*Task material*:

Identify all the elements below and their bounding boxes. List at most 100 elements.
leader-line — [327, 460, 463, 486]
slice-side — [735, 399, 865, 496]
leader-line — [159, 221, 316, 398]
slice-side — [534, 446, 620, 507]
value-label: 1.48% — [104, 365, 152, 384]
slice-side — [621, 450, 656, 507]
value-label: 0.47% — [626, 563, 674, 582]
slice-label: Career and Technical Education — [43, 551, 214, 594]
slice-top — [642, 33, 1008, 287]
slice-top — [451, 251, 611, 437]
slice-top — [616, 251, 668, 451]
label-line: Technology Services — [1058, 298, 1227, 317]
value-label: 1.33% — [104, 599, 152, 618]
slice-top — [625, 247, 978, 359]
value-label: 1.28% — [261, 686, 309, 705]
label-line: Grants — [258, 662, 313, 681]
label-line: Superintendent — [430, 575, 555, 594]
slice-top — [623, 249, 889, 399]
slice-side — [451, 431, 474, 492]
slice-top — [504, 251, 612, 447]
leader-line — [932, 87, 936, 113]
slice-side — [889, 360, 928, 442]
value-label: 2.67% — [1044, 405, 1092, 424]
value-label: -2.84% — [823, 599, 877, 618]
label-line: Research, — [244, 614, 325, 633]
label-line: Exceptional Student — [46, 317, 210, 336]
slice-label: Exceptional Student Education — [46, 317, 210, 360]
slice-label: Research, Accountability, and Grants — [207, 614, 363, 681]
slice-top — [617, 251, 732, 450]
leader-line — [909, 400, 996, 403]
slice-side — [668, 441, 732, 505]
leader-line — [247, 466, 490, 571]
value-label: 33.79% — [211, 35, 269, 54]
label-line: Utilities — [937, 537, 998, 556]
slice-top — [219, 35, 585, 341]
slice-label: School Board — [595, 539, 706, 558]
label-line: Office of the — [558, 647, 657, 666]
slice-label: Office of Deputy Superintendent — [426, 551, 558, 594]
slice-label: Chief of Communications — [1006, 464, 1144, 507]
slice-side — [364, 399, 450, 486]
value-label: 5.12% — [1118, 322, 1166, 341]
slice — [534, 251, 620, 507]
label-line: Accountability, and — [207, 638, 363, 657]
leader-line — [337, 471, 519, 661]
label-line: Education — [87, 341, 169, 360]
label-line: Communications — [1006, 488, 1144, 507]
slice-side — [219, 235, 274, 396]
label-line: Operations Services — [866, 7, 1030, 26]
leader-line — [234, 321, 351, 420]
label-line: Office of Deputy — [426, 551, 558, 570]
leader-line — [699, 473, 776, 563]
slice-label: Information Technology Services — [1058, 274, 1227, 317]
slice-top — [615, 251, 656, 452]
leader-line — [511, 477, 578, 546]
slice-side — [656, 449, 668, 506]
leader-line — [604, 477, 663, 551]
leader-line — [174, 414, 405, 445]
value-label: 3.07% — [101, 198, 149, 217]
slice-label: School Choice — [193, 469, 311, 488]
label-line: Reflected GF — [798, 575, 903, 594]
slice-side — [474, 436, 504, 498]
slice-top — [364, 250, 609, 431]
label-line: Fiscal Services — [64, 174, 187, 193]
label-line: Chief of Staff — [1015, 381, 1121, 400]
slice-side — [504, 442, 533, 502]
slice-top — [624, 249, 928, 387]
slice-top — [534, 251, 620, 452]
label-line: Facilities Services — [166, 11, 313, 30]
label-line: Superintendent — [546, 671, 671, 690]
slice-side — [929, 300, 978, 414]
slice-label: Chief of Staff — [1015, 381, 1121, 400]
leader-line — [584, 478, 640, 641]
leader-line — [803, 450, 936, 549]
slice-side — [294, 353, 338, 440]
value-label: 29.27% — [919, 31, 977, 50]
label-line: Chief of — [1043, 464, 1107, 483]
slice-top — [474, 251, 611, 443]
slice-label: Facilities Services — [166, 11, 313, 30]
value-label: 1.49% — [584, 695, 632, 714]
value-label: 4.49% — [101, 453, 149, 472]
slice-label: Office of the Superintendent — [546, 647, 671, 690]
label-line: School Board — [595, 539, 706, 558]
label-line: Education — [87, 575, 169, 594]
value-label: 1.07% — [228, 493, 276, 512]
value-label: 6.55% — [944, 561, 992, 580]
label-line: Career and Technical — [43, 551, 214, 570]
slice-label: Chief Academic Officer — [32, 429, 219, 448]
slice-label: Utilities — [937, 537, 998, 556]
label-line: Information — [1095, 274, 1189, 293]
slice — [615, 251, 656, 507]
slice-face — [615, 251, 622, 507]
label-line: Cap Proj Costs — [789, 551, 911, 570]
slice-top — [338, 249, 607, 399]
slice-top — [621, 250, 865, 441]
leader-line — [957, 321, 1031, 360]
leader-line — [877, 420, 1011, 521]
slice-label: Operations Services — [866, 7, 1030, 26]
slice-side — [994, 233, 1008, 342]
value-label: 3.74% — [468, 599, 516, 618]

*Exercise goal*: Copy all of the data above line for line, without changing anything.

*Output below*:
Identify all the elements below and their bounding boxes. List at most 100 elements.
leader-line — [327, 460, 463, 486]
slice-side — [735, 399, 865, 496]
leader-line — [159, 221, 316, 398]
slice-side — [534, 446, 620, 507]
value-label: 1.48% — [104, 365, 152, 384]
slice-side — [621, 450, 656, 507]
value-label: 0.47% — [626, 563, 674, 582]
slice-label: Career and Technical Education — [43, 551, 214, 594]
slice-top — [642, 33, 1008, 287]
slice-top — [451, 251, 611, 437]
slice-top — [616, 251, 668, 451]
label-line: Technology Services — [1058, 298, 1227, 317]
value-label: 1.33% — [104, 599, 152, 618]
slice-top — [625, 247, 978, 359]
value-label: 1.28% — [261, 686, 309, 705]
label-line: Grants — [258, 662, 313, 681]
label-line: Superintendent — [430, 575, 555, 594]
slice-top — [623, 249, 889, 399]
slice-side — [451, 431, 474, 492]
slice-top — [504, 251, 612, 447]
leader-line — [932, 87, 936, 113]
slice-side — [889, 360, 928, 442]
value-label: 2.67% — [1044, 405, 1092, 424]
value-label: -2.84% — [823, 599, 877, 618]
label-line: Research, — [244, 614, 325, 633]
label-line: Exceptional Student — [46, 317, 210, 336]
slice-label: Exceptional Student Education — [46, 317, 210, 360]
slice-label: Research, Accountability, and Grants — [207, 614, 363, 681]
slice-top — [617, 251, 732, 450]
leader-line — [909, 400, 996, 403]
slice-side — [668, 441, 732, 505]
leader-line — [247, 466, 490, 571]
value-label: 33.79% — [211, 35, 269, 54]
label-line: Utilities — [937, 537, 998, 556]
slice-top — [219, 35, 585, 341]
slice-label: School Board — [595, 539, 706, 558]
label-line: Office of the — [558, 647, 657, 666]
slice-label: Office of Deputy Superintendent — [426, 551, 558, 594]
slice-label: Chief of Communications — [1006, 464, 1144, 507]
slice-side — [364, 399, 450, 486]
value-label: 5.12% — [1118, 322, 1166, 341]
slice — [534, 251, 620, 507]
label-line: Accountability, and — [207, 638, 363, 657]
leader-line — [337, 471, 519, 661]
label-line: Education — [87, 341, 169, 360]
label-line: Communications — [1006, 488, 1144, 507]
slice-side — [219, 235, 274, 396]
label-line: Operations Services — [866, 7, 1030, 26]
leader-line — [234, 321, 351, 420]
label-line: Office of Deputy — [426, 551, 558, 570]
leader-line — [699, 473, 776, 563]
slice-label: Information Technology Services — [1058, 274, 1227, 317]
slice-top — [615, 251, 656, 452]
leader-line — [511, 477, 578, 546]
slice-side — [656, 449, 668, 506]
leader-line — [604, 477, 663, 551]
leader-line — [174, 414, 405, 445]
value-label: 3.07% — [101, 198, 149, 217]
slice-label: School Choice — [193, 469, 311, 488]
label-line: Reflected GF — [798, 575, 903, 594]
slice-side — [474, 436, 504, 498]
slice-top — [364, 250, 609, 431]
label-line: Fiscal Services — [64, 174, 187, 193]
label-line: Chief of Staff — [1015, 381, 1121, 400]
slice-side — [504, 442, 533, 502]
slice-top — [624, 249, 928, 387]
slice-top — [534, 251, 620, 452]
label-line: Facilities Services — [166, 11, 313, 30]
label-line: Superintendent — [546, 671, 671, 690]
slice-side — [929, 300, 978, 414]
slice-label: Chief of Staff — [1015, 381, 1121, 400]
leader-line — [584, 478, 640, 641]
leader-line — [803, 450, 936, 549]
slice-side — [294, 353, 338, 440]
value-label: 29.27% — [919, 31, 977, 50]
label-line: Chief of — [1043, 464, 1107, 483]
slice-top — [474, 251, 611, 443]
slice-label: Facilities Services — [166, 11, 313, 30]
value-label: 1.49% — [584, 695, 632, 714]
value-label: 4.49% — [101, 453, 149, 472]
slice-label: Office of the Superintendent — [546, 647, 671, 690]
label-line: School Board — [595, 539, 706, 558]
label-line: Education — [87, 575, 169, 594]
value-label: 1.07% — [228, 493, 276, 512]
value-label: 6.55% — [944, 561, 992, 580]
label-line: Career and Technical — [43, 551, 214, 570]
slice-label: Chief Academic Officer — [32, 429, 219, 448]
slice-label: Utilities — [937, 537, 998, 556]
label-line: Information — [1095, 274, 1189, 293]
slice — [615, 251, 656, 507]
slice-face — [615, 251, 622, 507]
label-line: Cap Proj Costs — [789, 551, 911, 570]
slice-top — [338, 249, 607, 399]
slice-top — [621, 250, 865, 441]
leader-line — [957, 321, 1031, 360]
leader-line — [877, 420, 1011, 521]
slice-label: Operations Services — [866, 7, 1030, 26]
slice-side — [994, 233, 1008, 342]
value-label: 3.74% — [468, 599, 516, 618]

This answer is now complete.